### Request:
Please write out the marketing mix modeling excerpt from "Adstock_t = x_t" to "adstocked = np.zeros_like(x, dtype=float)", word for word.

### Excerpted passage:
____________________

Now we'll apply the key MMM transformations:
1. **Adstock transformation** - capture carryover effects
2. **Saturation transformation** - model diminishing returns
3. **Regression model** - quantify channel contributions

In [None]:
# MMM Model Class
class MarketingMixModel:
    """
    Marketing Mix Modeling implementation with adstock and saturation transformations.
    """
    
    def __init__(self, adstock_decay=0.5, saturation_alpha=1.0, saturation_gamma=0.5):
        """
        Initialize MMM model.
        
        Parameters:
        -----------
        adstock_decay : float
            Decay rate for adstock effect (0-1). Higher values = longer carryover.
        saturation_alpha : float
            Saturation parameter (scale).
        saturation_gamma : float
            Saturation parameter (shape). Lower values = earlier saturation.
        """
        self.adstock_decay = adstock_decay
        self.saturation_alpha = saturation_alpha
        self.saturation_gamma = saturation_gamma
        self.model = None
        self.scaler = StandardScaler()
        self.feature_names = None
        
    def adstock_transform(self, x, decay=None):
        """
        Apply adstock transformation to capture carryover effects.
        
        Adstock_t = x_t + decay × Adstock_{t-1}
        """
        if decay is None:
            decay = self.adstock_decay
            
        adstocked = np.zeros_like(x, dtype=float)
        adstocked[0] = x[0]
        
        for t in range(1, len(x)):
            adstocked[t] = x[t] + decay * adstocked[t-1]
        
        return adstocked
    
    def saturation_transform(self, x, alpha=None, gamma=None):
        """
        Apply saturation transformation to model diminishing returns.
        
        Effect = α × (x^γ) / (x^γ + 1)
        """
        if alpha is None:
            alpha = self.saturation_alpha
        if gamma is None:
            gamma = self.saturation_gamma
            
        # Normalize to avoid numerical issues
        x_norm = x / (x.max() + 1e-10)
        return alpha * (x_norm ** gamma) / (x_norm ** gamma + 1)
    
    def fit(self, X, y, channel_names, apply_adstock=True, apply_saturation=True):
        """
        Fit the Marketing Mix Model.
        
        Parameters:
        -----------
        X : pd.DataFrame or np.ndarray
            Marketing spend data (features)
        y : array-like
            Target variable (sales/conversions)
        channel_names : list
            Names of marketing channels
        apply_adstock : bool
            Whether to apply adstock transformation
        apply_saturation : bool
            Whether to apply saturation transformation
        """
        self.feature_names = channel_names
        X_transformed = X[channel_names].copy()
        
        # Apply transformations
        if apply_adstock:
            for channel in channel_names:
                X_transformed[channel] = self.adstock_transform(X_transformed[channel].values)
        
        if apply_saturation:
            for channel in channel_names:
                X_transformed[channel] = self.saturation_transform(X_transformed[channel].values)
        
        # Standardize features
        X_scaled = self.scaler.fit_transform(X_transformed)

____________________

Boxed element entries:
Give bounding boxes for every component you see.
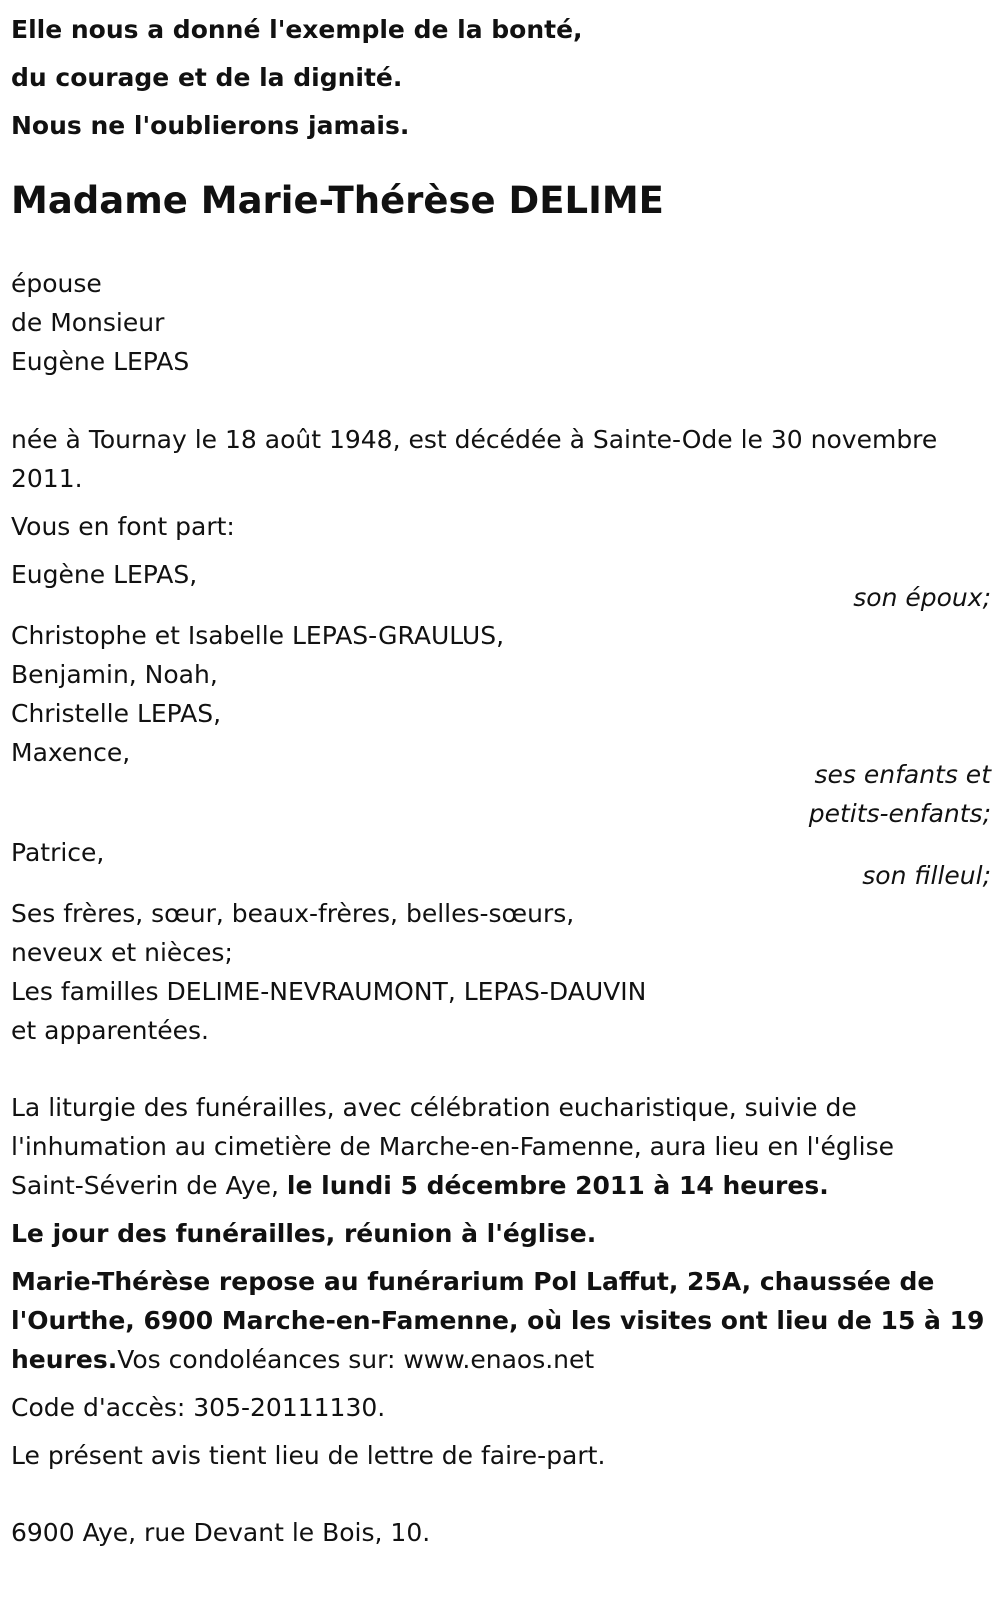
children-line-3: Christelle LEPAS, [11,699,222,728]
announce-text: Vous en font part: [11,512,235,541]
spouse-line-2: de Monsieur [11,308,165,337]
children-line-2: Benjamin, Noah, [11,660,218,689]
notice-text: Le présent avis tient lieu de lettre de faire-part. [11,1441,606,1470]
address: 6900 Aye, rue Devant le Bois, 10. [11,1518,431,1547]
spouse-line-1: épouse [11,269,102,298]
godson-name: Patrice, [11,838,105,867]
epigraph-line-2: du courage et de la dignité. [11,63,403,92]
epigraph-line-3: Nous ne l'oublierons jamais. [11,111,410,140]
deceased-name: Madame Marie-Thérèse DELIME [11,179,664,222]
funeral-place: Saint-Séverin de Aye, [11,1171,287,1200]
epigraph [11,6,991,150]
visit-info [11,1262,991,1379]
children-role-line-2: petits-enfants; [808,799,991,828]
spouse-line-3: Eugène LEPAS [11,347,190,376]
spouse-info [11,264,991,381]
others-line-4: et apparentées. [11,1016,209,1045]
epigraph-line-1: Elle nous a donné l'exemple de la bonté, [11,15,583,44]
funeral-line-3 [11,1166,991,1205]
birth-death [11,420,991,498]
children-line-4: Maxence, [11,738,131,767]
funeral-meeting: Le jour des funérailles, réunion à l'église. [11,1219,597,1248]
family-children-role-block [11,755,991,833]
family-others [11,894,991,1050]
visit-hours-end: heures. [11,1345,118,1374]
family-spouse-role: son époux; [853,583,991,612]
family-spouse-role-block [11,578,991,618]
birth-death-line-2: 2011. [11,464,83,493]
others-line-3: Les familles DELIME-NEVRAUMONT, LEPAS-DAUVIN [11,977,647,1006]
family-spouse-name: Eugène LEPAS, [11,560,198,589]
visit-line-1: Marie-Thérèse repose au funérarium Pol Laffut, 25A, chaussée de [11,1267,935,1296]
visit-line-2: l'Ourthe, 6900 Marche-en-Famenne, où les visites ont lieu de 15 à 19 [11,1306,985,1335]
condolences-text: Vos condoléances sur: www.enaos.net [117,1345,595,1374]
funeral-line-2: l'inhumation au cimetière de Marche-en-Famenne, aura lieu en l'église [11,1132,894,1161]
visit-line-3 [11,1340,991,1379]
family-godson-role-block [11,856,991,896]
access-code: Code d'accès: 305-20111130. [11,1393,386,1422]
godson-role: son filleul; [862,861,991,890]
funeral-info [11,1088,991,1205]
birth-death-line-1: née à Tournay le 18 août 1948, est décédée à Sainte-Ode le 30 novembre [11,425,938,454]
funeral-line-1: La liturgie des funérailles, avec célébration eucharistique, suivie de [11,1093,857,1122]
others-line-1: Ses frères, sœur, beaux-frères, belles-sœurs, [11,899,575,928]
children-line-1: Christophe et Isabelle LEPAS-GRAULUS, [11,621,505,650]
others-line-2: neveux et nièces; [11,938,233,967]
funeral-date: le lundi 5 décembre 2011 à 14 heures. [286,1171,829,1200]
children-role-line-1: ses enfants et [814,760,991,789]
family-children [11,616,991,772]
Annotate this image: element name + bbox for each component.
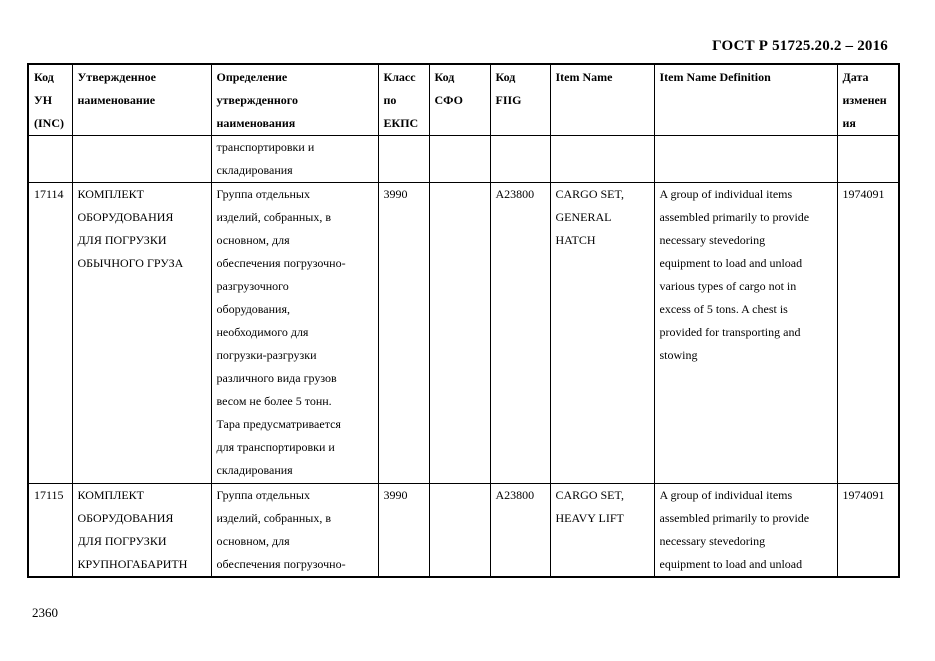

____________________

### Solution to this exercise:
Adstock_t = x_t + decay × Adstock_{t-1}
        """
        if decay is None:
            decay = self.adstock_decay
            
        adstocked = np.zeros_like(x, dtype=float)